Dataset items

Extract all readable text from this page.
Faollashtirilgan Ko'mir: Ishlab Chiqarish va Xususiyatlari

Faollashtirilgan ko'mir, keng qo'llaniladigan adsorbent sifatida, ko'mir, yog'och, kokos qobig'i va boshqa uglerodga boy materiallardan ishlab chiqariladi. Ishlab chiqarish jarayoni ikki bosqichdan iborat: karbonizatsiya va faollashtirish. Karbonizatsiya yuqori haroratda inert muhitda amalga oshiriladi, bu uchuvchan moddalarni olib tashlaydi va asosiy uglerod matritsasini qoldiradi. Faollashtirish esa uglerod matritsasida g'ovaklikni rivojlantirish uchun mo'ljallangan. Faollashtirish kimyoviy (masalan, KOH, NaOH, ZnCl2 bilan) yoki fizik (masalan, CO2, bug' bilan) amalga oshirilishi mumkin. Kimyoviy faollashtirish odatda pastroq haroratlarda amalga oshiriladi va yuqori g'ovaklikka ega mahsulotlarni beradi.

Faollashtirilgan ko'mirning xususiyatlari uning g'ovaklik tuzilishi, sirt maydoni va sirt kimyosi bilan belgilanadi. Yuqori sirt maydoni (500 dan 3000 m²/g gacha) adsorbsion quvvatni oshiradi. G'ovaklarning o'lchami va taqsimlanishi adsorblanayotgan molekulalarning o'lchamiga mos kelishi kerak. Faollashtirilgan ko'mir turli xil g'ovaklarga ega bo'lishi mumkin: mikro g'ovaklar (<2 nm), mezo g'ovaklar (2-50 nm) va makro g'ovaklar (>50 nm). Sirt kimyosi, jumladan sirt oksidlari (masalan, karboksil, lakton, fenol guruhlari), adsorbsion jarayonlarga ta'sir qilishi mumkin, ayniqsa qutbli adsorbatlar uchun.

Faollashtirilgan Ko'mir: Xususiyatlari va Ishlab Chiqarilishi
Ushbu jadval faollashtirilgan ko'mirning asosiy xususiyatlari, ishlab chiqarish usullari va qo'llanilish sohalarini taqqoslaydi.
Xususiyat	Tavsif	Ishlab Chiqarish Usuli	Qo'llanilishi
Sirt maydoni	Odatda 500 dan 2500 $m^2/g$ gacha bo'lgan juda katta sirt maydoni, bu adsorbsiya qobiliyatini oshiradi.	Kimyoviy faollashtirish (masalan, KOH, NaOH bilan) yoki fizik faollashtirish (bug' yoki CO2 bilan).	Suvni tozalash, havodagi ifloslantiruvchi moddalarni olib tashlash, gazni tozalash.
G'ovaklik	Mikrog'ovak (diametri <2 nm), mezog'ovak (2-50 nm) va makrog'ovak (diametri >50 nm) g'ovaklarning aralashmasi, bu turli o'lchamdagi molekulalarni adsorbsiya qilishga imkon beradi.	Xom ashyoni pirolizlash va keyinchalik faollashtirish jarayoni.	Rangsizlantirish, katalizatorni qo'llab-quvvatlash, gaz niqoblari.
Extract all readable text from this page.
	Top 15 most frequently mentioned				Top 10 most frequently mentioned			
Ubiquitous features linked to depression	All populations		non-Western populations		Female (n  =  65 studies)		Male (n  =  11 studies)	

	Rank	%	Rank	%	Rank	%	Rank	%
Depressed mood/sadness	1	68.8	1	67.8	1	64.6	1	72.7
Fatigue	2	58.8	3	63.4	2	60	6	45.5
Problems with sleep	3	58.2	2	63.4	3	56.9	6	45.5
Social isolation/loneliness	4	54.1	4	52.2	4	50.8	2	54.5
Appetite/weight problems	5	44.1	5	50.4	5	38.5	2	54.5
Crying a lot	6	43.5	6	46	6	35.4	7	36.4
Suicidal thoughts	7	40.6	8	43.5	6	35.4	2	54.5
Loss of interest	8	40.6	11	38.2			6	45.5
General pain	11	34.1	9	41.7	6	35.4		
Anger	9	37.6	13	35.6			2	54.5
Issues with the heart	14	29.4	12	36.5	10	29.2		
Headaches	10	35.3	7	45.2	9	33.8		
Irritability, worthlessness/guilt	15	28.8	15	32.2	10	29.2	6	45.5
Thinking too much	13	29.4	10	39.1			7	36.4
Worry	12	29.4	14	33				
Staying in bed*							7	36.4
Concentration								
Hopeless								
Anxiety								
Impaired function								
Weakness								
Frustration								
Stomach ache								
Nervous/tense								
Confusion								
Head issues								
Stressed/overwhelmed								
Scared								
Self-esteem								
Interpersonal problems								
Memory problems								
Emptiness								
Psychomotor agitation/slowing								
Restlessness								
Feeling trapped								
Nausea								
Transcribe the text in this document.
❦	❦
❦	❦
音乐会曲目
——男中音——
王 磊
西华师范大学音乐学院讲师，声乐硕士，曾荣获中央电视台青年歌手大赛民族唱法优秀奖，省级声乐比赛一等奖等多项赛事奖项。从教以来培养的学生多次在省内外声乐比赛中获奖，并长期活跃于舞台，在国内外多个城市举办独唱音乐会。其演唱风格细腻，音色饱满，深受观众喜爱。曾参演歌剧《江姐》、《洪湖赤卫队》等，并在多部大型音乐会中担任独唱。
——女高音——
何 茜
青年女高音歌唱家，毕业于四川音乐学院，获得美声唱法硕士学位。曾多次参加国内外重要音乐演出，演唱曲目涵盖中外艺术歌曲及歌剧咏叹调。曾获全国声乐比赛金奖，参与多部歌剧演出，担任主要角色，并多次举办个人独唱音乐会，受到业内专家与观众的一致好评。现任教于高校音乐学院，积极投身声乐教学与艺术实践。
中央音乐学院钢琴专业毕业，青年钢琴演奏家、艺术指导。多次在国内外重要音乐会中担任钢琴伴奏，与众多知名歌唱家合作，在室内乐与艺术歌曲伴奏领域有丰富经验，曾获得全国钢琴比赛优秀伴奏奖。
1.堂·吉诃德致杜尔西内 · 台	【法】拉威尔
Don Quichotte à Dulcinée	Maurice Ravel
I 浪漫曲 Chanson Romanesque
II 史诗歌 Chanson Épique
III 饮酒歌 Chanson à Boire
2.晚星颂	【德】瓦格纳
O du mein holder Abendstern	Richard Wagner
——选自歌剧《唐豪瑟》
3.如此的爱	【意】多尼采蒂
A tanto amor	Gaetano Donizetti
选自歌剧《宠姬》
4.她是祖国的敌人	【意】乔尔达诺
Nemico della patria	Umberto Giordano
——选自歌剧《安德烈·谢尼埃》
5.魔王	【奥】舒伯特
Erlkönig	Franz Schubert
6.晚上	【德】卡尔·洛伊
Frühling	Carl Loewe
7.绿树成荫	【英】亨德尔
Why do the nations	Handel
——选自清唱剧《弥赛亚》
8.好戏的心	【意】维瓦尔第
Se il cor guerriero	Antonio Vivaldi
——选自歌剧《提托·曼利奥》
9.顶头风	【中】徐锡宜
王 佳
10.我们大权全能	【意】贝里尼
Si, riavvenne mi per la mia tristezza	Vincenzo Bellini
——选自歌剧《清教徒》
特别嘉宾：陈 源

TASK TO COMPLETE ▸
Set every line of the listing down word for word.

TASK SOLUTION ▸
Extract all readable text from this page.
Faollashtirilgan Ko'mir: Ishlab Chiqarish va Xususiyatlari

Faollashtirilgan ko'mir, keng qo'llaniladigan adsorbent sifatida, ko'mir, yog'och, kokos qobig'i va boshqa uglerodga boy materiallardan ishlab chiqariladi. Ishlab chiqarish jarayoni ikki bosqichdan iborat: karbonizatsiya va faollashtirish. Karbonizatsiya yuqori haroratda inert muhitda amalga oshiriladi, bu uchuvchan moddalarni olib tashlaydi va asosiy uglerod matritsasini qoldiradi. Faollashtirish esa uglerod matritsasida g'ovaklikni rivojlantirish uchun mo'ljallangan. Faollashtirish kimyoviy (masalan, KOH, NaOH, ZnCl2 bilan) yoki fizik (masalan, CO2, bug' bilan) amalga oshirilishi mumkin. Kimyoviy faollashtirish odatda pastroq haroratlarda amalga oshiriladi va yuqori g'ovaklikka ega mahsulotlarni beradi.

Faollashtirilgan ko'mirning xususiyatlari uning g'ovaklik tuzilishi, sirt maydoni va sirt kimyosi bilan belgilanadi. Yuqori sirt maydoni (500 dan 3000 m²/g gacha) adsorbsion quvvatni oshiradi. G'ovaklarning o'lchami va taqsimlanishi adsorblanayotgan molekulalarning o'lchamiga mos kelishi kerak. Faollashtirilgan ko'mir turli xil g'ovaklarga ega bo'lishi mumkin: mikro g'ovaklar (<2 nm), mezo g'ovaklar (2-50 nm) va makro g'ovaklar (>50 nm). Sirt kimyosi, jumladan sirt oksidlari (masalan, karboksil, lakton, fenol guruhlari), adsorbsion jarayonlarga ta'sir qilishi mumkin, ayniqsa qutbli adsorbatlar uchun.

Faollashtirilgan Ko'mir: Xususiyatlari va Ishlab Chiqarilishi
Ushbu jadval faollashtirilgan ko'mirning asosiy xususiyatlari, ishlab chiqarish usullari va qo'llanilish sohalarini taqqoslaydi.
Xususiyat	Tavsif	Ishlab Chiqarish Usuli	Qo'llanilishi
Sirt maydoni	Odatda 500 dan 2500 $m^2/g$ gacha bo'lgan juda katta sirt maydoni, bu adsorbsiya qobiliyatini oshiradi.	Kimyoviy faollashtirish (masalan, KOH, NaOH bilan) yoki fizik faollashtirish (bug' yoki CO2 bilan).	Suvni tozalash, havodagi ifloslantiruvchi moddalarni olib tashlash, gazni tozalash.
G'ovaklik	Mikrog'ovak (diametri <2 nm), mezog'ovak (2-50 nm) va makrog'ovak (diametri >50 nm) g'ovaklarning aralashmasi, bu turli o'lchamdagi molekulalarni adsorbsiya qilishga imkon beradi.	Xom ashyoni pirolizlash va keyinchalik faollashtirish jarayoni.	Rangsizlantirish, katalizatorni qo'llab-quvvatlash, gaz niqoblari.
Extract all readable text from this page.
	Top 15 most frequently mentioned				Top 10 most frequently mentioned			
Ubiquitous features linked to depression	All populations		non-Western populations		Female (n  =  65 studies)		Male (n  =  11 studies)	

	Rank	%	Rank	%	Rank	%	Rank	%
Depressed mood/sadness	1	68.8	1	67.8	1	64.6	1	72.7
Fatigue	2	58.8	3	63.4	2	60	6	45.5
Problems with sleep	3	58.2	2	63.4	3	56.9	6	45.5
Social isolation/loneliness	4	54.1	4	52.2	4	50.8	2	54.5
Appetite/weight problems	5	44.1	5	50.4	5	38.5	2	54.5
Crying a lot	6	43.5	6	46	6	35.4	7	36.4
Suicidal thoughts	7	40.6	8	43.5	6	35.4	2	54.5
Loss of interest	8	40.6	11	38.2			6	45.5
General pain	11	34.1	9	41.7	6	35.4		
Anger	9	37.6	13	35.6			2	54.5
Issues with the heart	14	29.4	12	36.5	10	29.2		
Headaches	10	35.3	7	45.2	9	33.8		
Irritability, worthlessness/guilt	15	28.8	15	32.2	10	29.2	6	45.5
Thinking too much	13	29.4	10	39.1			7	36.4
Worry	12	29.4	14	33				
Staying in bed*							7	36.4
Concentration								
Hopeless								
Anxiety								
Impaired function								
Weakness								
Frustration								
Stomach ache								
Nervous/tense								
Confusion								
Head issues								
Stressed/overwhelmed								
Scared								
Self-esteem								
Interpersonal problems								
Memory problems								
Emptiness								
Psychomotor agitation/slowing								
Restlessness								
Feeling trapped								
Nausea								
Transcribe the text in this document.
❦	❦
❦	❦
音乐会曲目
——男中音——
王 磊
西华师范大学音乐学院讲师，声乐硕士，曾荣获中央电视台青年歌手大赛民族唱法优秀奖，省级声乐比赛一等奖等多项赛事奖项。从教以来培养的学生多次在省内外声乐比赛中获奖，并长期活跃于舞台，在国内外多个城市举办独唱音乐会。其演唱风格细腻，音色饱满，深受观众喜爱。曾参演歌剧《江姐》、《洪湖赤卫队》等，并在多部大型音乐会中担任独唱。
——女高音——
何 茜
青年女高音歌唱家，毕业于四川音乐学院，获得美声唱法硕士学位。曾多次参加国内外重要音乐演出，演唱曲目涵盖中外艺术歌曲及歌剧咏叹调。曾获全国声乐比赛金奖，参与多部歌剧演出，担任主要角色，并多次举办个人独唱音乐会，受到业内专家与观众的一致好评。现任教于高校音乐学院，积极投身声乐教学与艺术实践。
中央音乐学院钢琴专业毕业，青年钢琴演奏家、艺术指导。多次在国内外重要音乐会中担任钢琴伴奏，与众多知名歌唱家合作，在室内乐与艺术歌曲伴奏领域有丰富经验，曾获得全国钢琴比赛优秀伴奏奖。
1.堂·吉诃德致杜尔西内 · 台	【法】拉威尔
Don Quichotte à Dulcinée	Maurice Ravel
I 浪漫曲 Chanson Romanesque
II 史诗歌 Chanson Épique
III 饮酒歌 Chanson à Boire
2.晚星颂	【德】瓦格纳
O du mein holder Abendstern	Richard Wagner
——选自歌剧《唐豪瑟》
3.如此的爱	【意】多尼采蒂
A tanto amor	Gaetano Donizetti
选自歌剧《宠姬》
4.她是祖国的敌人	【意】乔尔达诺
Nemico della patria	Umberto Giordano
——选自歌剧《安德烈·谢尼埃》
5.魔王	【奥】舒伯特
Erlkönig	Franz Schubert
6.晚上	【德】卡尔·洛伊
Frühling	Carl Loewe
7.绿树成荫	【英】亨德尔
Why do the nations	Handel
——选自清唱剧《弥赛亚》
8.好戏的心	【意】维瓦尔第
Se il cor guerriero	Antonio Vivaldi
——选自歌剧《提托·曼利奥》
9.顶头风	【中】徐锡宜
王 佳
10.我们大权全能	【意】贝里尼
Si, riavvenne mi per la mia tristezza	Vincenzo Bellini
——选自歌剧《清教徒》
特别嘉宾：陈 源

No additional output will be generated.